### Input material
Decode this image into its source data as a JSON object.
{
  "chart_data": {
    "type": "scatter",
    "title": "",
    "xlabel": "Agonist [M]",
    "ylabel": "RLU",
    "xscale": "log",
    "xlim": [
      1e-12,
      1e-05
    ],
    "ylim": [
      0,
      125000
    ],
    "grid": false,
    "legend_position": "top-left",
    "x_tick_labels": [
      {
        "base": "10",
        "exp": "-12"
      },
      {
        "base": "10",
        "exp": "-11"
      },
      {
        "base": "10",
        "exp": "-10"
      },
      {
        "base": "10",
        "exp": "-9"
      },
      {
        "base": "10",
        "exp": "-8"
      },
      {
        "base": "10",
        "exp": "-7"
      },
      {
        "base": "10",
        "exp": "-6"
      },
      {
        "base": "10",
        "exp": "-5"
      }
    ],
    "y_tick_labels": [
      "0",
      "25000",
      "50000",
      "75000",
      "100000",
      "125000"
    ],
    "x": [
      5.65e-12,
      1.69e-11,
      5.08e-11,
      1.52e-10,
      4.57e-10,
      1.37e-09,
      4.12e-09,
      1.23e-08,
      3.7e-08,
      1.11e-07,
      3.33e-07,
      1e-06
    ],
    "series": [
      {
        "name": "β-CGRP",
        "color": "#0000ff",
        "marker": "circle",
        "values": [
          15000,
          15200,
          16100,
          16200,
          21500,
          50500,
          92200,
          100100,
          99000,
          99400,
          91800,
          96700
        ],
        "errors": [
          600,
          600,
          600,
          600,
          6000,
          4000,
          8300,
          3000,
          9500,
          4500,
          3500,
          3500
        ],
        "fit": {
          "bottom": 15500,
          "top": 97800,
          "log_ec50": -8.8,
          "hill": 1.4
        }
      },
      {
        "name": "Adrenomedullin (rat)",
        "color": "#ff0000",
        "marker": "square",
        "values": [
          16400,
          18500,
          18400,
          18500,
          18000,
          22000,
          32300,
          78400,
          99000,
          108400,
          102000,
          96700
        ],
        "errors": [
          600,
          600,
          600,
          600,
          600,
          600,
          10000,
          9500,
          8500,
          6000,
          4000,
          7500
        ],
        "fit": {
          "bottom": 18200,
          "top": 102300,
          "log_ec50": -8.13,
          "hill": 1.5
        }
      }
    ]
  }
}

### Requirements
Retype the whole listing above exactly.

### Response
Decode this image into its source data as a JSON object.
{
  "chart_data": {
    "type": "scatter",
    "title": "",
    "xlabel": "Agonist [M]",
    "ylabel": "RLU",
    "xscale": "log",
    "xlim": [
      1e-12,
      1e-05
    ],
    "ylim": [
      0,
      125000
    ],
    "grid": false,
    "legend_position": "top-left",
    "x_tick_labels": [
      {
        "base": "10",
        "exp": "-12"
      },
      {
        "base": "10",
        "exp": "-11"
      },
      {
        "base": "10",
        "exp": "-10"
      },
      {
        "base": "10",
        "exp": "-9"
      },
      {
        "base": "10",
        "exp": "-8"
      },
      {
        "base": "10",
        "exp": "-7"
      },
      {
        "base": "10",
        "exp": "-6"
      },
      {
        "base": "10",
        "exp": "-5"
      }
    ],
    "y_tick_labels": [
      "0",
      "25000",
      "50000",
      "75000",
      "100000",
      "125000"
    ],
    "x": [
      5.65e-12,
      1.69e-11,
      5.08e-11,
      1.52e-10,
      4.57e-10,
      1.37e-09,
      4.12e-09,
      1.23e-08,
      3.7e-08,
      1.11e-07,
      3.33e-07,
      1e-06
    ],
    "series": [
      {
        "name": "β-CGRP",
        "color": "#0000ff",
        "marker": "circle",
        "values": [
          15000,
          15200,
          16100,
          16200,
          21500,
          50500,
          92200,
          100100,
          99000,
          99400,
          91800,
          96700
        ],
        "errors": [
          600,
          600,
          600,
          600,
          6000,
          4000,
          8300,
          3000,
          9500,
          4500,
          3500,
          3500
        ],
        "fit": {
          "bottom": 15500,
          "top": 97800,
          "log_ec50": -8.8,
          "hill": 1.4
        }
      },
      {
        "name": "Adrenomedullin (rat)",
        "color": "#ff0000",
        "marker": "square",
        "values": [
          16400,
          18500,
          18400,
          18500,
          18000,
          22000,
          32300,
          78400,
          99000,
          108400,
          102000,
          96700
        ],
        "errors": [
          600,
          600,
          600,
          600,
          600,
          600,
          10000,
          9500,
          8500,
          6000,
          4000,
          7500
        ],
        "fit": {
          "bottom": 18200,
          "top": 102300,
          "log_ec50": -8.13,
          "hill": 1.5
        }
      }
    ]
  }
}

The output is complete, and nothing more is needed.